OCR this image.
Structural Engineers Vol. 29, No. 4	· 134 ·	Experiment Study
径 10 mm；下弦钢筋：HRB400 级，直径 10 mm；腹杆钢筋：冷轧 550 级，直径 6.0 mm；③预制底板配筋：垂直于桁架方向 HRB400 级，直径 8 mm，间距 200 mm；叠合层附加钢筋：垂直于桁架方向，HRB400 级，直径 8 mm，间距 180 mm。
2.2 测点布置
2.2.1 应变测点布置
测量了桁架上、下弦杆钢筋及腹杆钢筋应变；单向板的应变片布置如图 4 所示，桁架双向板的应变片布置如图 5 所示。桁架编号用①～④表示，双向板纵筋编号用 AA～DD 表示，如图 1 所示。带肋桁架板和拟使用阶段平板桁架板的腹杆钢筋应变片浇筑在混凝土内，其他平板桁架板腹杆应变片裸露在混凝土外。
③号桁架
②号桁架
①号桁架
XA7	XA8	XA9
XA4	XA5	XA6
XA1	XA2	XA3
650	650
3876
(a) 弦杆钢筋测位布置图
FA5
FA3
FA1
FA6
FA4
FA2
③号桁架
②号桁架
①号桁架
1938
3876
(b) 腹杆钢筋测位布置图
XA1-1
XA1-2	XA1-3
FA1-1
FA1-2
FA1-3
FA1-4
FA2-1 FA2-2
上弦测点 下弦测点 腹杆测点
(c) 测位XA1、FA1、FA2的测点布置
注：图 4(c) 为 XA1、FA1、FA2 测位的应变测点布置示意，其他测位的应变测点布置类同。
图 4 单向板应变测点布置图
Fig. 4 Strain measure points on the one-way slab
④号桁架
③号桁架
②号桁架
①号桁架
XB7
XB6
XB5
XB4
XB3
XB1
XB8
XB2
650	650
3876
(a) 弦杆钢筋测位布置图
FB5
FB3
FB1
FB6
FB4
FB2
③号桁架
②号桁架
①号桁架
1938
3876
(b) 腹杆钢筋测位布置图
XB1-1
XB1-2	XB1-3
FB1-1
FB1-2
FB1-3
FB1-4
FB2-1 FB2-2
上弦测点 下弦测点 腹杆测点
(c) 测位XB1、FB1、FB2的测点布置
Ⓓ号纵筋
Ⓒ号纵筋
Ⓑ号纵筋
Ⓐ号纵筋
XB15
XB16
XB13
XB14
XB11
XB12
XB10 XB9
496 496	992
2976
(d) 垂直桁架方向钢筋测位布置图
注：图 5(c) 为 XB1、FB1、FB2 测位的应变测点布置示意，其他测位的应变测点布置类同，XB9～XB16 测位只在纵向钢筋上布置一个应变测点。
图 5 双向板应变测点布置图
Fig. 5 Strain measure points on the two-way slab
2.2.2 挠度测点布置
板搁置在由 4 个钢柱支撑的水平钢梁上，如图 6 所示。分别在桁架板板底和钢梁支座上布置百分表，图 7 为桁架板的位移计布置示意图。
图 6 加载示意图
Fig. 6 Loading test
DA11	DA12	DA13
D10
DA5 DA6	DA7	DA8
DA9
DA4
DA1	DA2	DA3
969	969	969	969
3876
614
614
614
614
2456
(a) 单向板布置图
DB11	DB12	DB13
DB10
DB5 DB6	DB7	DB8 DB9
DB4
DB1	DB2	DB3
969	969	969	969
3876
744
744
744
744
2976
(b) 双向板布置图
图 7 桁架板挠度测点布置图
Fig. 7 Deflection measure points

##########

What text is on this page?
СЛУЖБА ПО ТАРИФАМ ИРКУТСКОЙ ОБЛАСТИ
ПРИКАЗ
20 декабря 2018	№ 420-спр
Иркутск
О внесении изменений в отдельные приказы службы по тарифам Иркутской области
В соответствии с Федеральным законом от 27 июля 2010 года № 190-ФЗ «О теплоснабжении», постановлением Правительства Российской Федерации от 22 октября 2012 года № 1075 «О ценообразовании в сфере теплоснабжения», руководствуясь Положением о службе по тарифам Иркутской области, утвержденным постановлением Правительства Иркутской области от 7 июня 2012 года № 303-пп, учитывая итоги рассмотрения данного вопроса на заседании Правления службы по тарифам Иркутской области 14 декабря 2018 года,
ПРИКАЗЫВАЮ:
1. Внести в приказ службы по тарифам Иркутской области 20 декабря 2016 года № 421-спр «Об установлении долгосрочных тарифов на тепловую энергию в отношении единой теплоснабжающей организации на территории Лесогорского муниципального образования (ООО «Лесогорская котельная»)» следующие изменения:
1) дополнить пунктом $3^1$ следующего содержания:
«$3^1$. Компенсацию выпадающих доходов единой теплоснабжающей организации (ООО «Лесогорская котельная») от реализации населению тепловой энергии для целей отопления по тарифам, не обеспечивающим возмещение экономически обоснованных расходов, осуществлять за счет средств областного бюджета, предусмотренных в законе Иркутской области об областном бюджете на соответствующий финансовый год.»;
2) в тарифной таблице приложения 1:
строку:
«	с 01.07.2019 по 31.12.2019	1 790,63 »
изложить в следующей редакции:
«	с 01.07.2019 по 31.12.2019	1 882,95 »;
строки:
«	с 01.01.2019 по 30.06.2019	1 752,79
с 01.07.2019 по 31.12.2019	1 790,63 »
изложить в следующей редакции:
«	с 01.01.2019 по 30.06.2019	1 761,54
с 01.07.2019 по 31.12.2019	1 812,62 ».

##########

▶ [Requirements]
Identify each line in the records above that contains the word "points", and copy it out in full.

▶ [The reply]
Fig. 4 Strain measure points on the one-way slab
Fig. 5 Strain measure points on the two-way slab
Fig. 7 Deflection measure points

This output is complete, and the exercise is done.